═════ MATERIAL TO PROCESS
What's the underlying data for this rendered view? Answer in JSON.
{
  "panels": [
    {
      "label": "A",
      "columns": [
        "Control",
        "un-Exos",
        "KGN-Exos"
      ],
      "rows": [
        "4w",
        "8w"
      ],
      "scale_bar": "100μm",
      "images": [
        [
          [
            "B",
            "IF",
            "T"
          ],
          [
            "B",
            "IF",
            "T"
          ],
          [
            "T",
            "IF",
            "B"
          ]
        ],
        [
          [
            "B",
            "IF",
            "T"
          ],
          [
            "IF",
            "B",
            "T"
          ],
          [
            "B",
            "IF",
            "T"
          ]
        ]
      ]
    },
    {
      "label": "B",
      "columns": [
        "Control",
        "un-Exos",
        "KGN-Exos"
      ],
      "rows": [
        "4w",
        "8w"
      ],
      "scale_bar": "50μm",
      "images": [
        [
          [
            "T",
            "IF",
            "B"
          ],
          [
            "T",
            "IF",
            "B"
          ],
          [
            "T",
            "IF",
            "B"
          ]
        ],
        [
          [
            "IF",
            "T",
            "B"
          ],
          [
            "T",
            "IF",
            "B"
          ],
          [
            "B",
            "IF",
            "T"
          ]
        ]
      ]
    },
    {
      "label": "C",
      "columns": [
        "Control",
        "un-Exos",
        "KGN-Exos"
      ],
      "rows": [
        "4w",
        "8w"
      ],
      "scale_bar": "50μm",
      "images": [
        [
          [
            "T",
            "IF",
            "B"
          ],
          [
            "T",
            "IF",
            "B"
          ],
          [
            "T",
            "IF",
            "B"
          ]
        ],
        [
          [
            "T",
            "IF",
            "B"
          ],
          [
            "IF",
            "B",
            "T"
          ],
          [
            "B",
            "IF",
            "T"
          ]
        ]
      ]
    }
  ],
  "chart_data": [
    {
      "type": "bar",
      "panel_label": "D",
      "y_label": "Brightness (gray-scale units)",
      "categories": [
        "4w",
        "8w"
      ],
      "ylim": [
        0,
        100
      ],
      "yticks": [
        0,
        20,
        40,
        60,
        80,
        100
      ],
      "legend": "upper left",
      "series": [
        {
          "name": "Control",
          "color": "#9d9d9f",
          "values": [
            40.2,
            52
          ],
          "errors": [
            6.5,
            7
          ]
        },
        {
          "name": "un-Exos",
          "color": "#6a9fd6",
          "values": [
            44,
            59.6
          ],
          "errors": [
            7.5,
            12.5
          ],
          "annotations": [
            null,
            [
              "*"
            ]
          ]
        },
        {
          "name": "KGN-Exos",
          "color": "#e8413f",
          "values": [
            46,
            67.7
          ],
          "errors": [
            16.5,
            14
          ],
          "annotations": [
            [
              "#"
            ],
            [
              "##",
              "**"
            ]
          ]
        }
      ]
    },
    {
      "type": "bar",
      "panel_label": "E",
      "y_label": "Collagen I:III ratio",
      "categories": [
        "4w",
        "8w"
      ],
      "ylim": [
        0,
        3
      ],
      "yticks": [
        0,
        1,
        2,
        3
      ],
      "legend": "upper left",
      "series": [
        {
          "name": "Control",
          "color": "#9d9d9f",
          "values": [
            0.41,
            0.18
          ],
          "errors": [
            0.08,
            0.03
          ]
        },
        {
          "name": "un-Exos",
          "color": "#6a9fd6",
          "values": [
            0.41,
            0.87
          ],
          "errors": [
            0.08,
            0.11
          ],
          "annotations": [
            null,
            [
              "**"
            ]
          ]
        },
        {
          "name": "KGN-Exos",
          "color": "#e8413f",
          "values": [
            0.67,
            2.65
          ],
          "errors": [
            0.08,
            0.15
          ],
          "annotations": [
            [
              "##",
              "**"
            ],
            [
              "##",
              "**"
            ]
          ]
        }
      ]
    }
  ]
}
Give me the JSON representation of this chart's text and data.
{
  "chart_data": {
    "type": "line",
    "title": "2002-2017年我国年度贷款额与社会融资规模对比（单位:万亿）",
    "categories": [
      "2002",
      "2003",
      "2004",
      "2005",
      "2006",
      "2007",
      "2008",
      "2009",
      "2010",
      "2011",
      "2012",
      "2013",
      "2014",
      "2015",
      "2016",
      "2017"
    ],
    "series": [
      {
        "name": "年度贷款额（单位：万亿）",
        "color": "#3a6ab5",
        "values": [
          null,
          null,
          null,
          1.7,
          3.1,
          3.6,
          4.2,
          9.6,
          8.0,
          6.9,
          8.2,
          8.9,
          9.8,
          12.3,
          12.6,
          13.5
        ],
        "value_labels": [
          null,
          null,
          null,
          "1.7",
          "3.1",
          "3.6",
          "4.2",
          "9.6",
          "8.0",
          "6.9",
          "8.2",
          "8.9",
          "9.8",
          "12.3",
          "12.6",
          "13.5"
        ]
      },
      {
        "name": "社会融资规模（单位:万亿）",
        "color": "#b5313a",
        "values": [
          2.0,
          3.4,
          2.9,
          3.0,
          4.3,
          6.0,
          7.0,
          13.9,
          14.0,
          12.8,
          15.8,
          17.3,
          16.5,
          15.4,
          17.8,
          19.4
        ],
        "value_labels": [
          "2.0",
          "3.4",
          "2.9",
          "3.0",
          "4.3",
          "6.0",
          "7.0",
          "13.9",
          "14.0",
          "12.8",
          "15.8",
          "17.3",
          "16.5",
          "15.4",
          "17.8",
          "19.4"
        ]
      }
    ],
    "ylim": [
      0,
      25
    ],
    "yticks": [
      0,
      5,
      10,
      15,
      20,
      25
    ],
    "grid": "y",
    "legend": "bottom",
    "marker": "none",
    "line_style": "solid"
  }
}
══════════
Copy out the material word for word and line for line.

FINISHED TASK ->
What's the underlying data for this rendered view? Answer in JSON.
{
  "panels": [
    {
      "label": "A",
      "columns": [
        "Control",
        "un-Exos",
        "KGN-Exos"
      ],
      "rows": [
        "4w",
        "8w"
      ],
      "scale_bar": "100μm",
      "images": [
        [
          [
            "B",
            "IF",
            "T"
          ],
          [
            "B",
            "IF",
            "T"
          ],
          [
            "T",
            "IF",
            "B"
          ]
        ],
        [
          [
            "B",
            "IF",
            "T"
          ],
          [
            "IF",
            "B",
            "T"
          ],
          [
            "B",
            "IF",
            "T"
          ]
        ]
      ]
    },
    {
      "label": "B",
      "columns": [
        "Control",
        "un-Exos",
        "KGN-Exos"
      ],
      "rows": [
        "4w",
        "8w"
      ],
      "scale_bar": "50μm",
      "images": [
        [
          [
            "T",
            "IF",
            "B"
          ],
          [
            "T",
            "IF",
            "B"
          ],
          [
            "T",
            "IF",
            "B"
          ]
        ],
        [
          [
            "IF",
            "T",
            "B"
          ],
          [
            "T",
            "IF",
            "B"
          ],
          [
            "B",
            "IF",
            "T"
          ]
        ]
      ]
    },
    {
      "label": "C",
      "columns": [
        "Control",
        "un-Exos",
        "KGN-Exos"
      ],
      "rows": [
        "4w",
        "8w"
      ],
      "scale_bar": "50μm",
      "images": [
        [
          [
            "T",
            "IF",
            "B"
          ],
          [
            "T",
            "IF",
            "B"
          ],
          [
            "T",
            "IF",
            "B"
          ]
        ],
        [
          [
            "T",
            "IF",
            "B"
          ],
          [
            "IF",
            "B",
            "T"
          ],
          [
            "B",
            "IF",
            "T"
          ]
        ]
      ]
    }
  ],
  "chart_data": [
    {
      "type": "bar",
      "panel_label": "D",
      "y_label": "Brightness (gray-scale units)",
      "categories": [
        "4w",
        "8w"
      ],
      "ylim": [
        0,
        100
      ],
      "yticks": [
        0,
        20,
        40,
        60,
        80,
        100
      ],
      "legend": "upper left",
      "series": [
        {
          "name": "Control",
          "color": "#9d9d9f",
          "values": [
            40.2,
            52
          ],
          "errors": [
            6.5,
            7
          ]
        },
        {
          "name": "un-Exos",
          "color": "#6a9fd6",
          "values": [
            44,
            59.6
          ],
          "errors": [
            7.5,
            12.5
          ],
          "annotations": [
            null,
            [
              "*"
            ]
          ]
        },
        {
          "name": "KGN-Exos",
          "color": "#e8413f",
          "values": [
            46,
            67.7
          ],
          "errors": [
            16.5,
            14
          ],
          "annotations": [
            [
              "#"
            ],
            [
              "##",
              "**"
            ]
          ]
        }
      ]
    },
    {
      "type": "bar",
      "panel_label": "E",
      "y_label": "Collagen I:III ratio",
      "categories": [
        "4w",
        "8w"
      ],
      "ylim": [
        0,
        3
      ],
      "yticks": [
        0,
        1,
        2,
        3
      ],
      "legend": "upper left",
      "series": [
        {
          "name": "Control",
          "color": "#9d9d9f",
          "values": [
            0.41,
            0.18
          ],
          "errors": [
            0.08,
            0.03
          ]
        },
        {
          "name": "un-Exos",
          "color": "#6a9fd6",
          "values": [
            0.41,
            0.87
          ],
          "errors": [
            0.08,
            0.11
          ],
          "annotations": [
            null,
            [
              "**"
            ]
          ]
        },
        {
          "name": "KGN-Exos",
          "color": "#e8413f",
          "values": [
            0.67,
            2.65
          ],
          "errors": [
            0.08,
            0.15
          ],
          "annotations": [
            [
              "##",
              "**"
            ],
            [
              "##",
              "**"
            ]
          ]
        }
      ]
    }
  ]
}
Give me the JSON representation of this chart's text and data.
{
  "chart_data": {
    "type": "line",
    "title": "2002-2017年我国年度贷款额与社会融资规模对比（单位:万亿）",
    "categories": [
      "2002",
      "2003",
      "2004",
      "2005",
      "2006",
      "2007",
      "2008",
      "2009",
      "2010",
      "2011",
      "2012",
      "2013",
      "2014",
      "2015",
      "2016",
      "2017"
    ],
    "series": [
      {
        "name": "年度贷款额（单位：万亿）",
        "color": "#3a6ab5",
        "values": [
          null,
          null,
          null,
          1.7,
          3.1,
          3.6,
          4.2,
          9.6,
          8.0,
          6.9,
          8.2,
          8.9,
          9.8,
          12.3,
          12.6,
          13.5
        ],
        "value_labels": [
          null,
          null,
          null,
          "1.7",
          "3.1",
          "3.6",
          "4.2",
          "9.6",
          "8.0",
          "6.9",
          "8.2",
          "8.9",
          "9.8",
          "12.3",
          "12.6",
          "13.5"
        ]
      },
      {
        "name": "社会融资规模（单位:万亿）",
        "color": "#b5313a",
        "values": [
          2.0,
          3.4,
          2.9,
          3.0,
          4.3,
          6.0,
          7.0,
          13.9,
          14.0,
          12.8,
          15.8,
          17.3,
          16.5,
          15.4,
          17.8,
          19.4
        ],
        "value_labels": [
          "2.0",
          "3.4",
          "2.9",
          "3.0",
          "4.3",
          "6.0",
          "7.0",
          "13.9",
          "14.0",
          "12.8",
          "15.8",
          "17.3",
          "16.5",
          "15.4",
          "17.8",
          "19.4"
        ]
      }
    ],
    "ylim": [
      0,
      25
    ],
    "yticks": [
      0,
      5,
      10,
      15,
      20,
      25
    ],
    "grid": "y",
    "legend": "bottom",
    "marker": "none",
    "line_style": "solid"
  }
}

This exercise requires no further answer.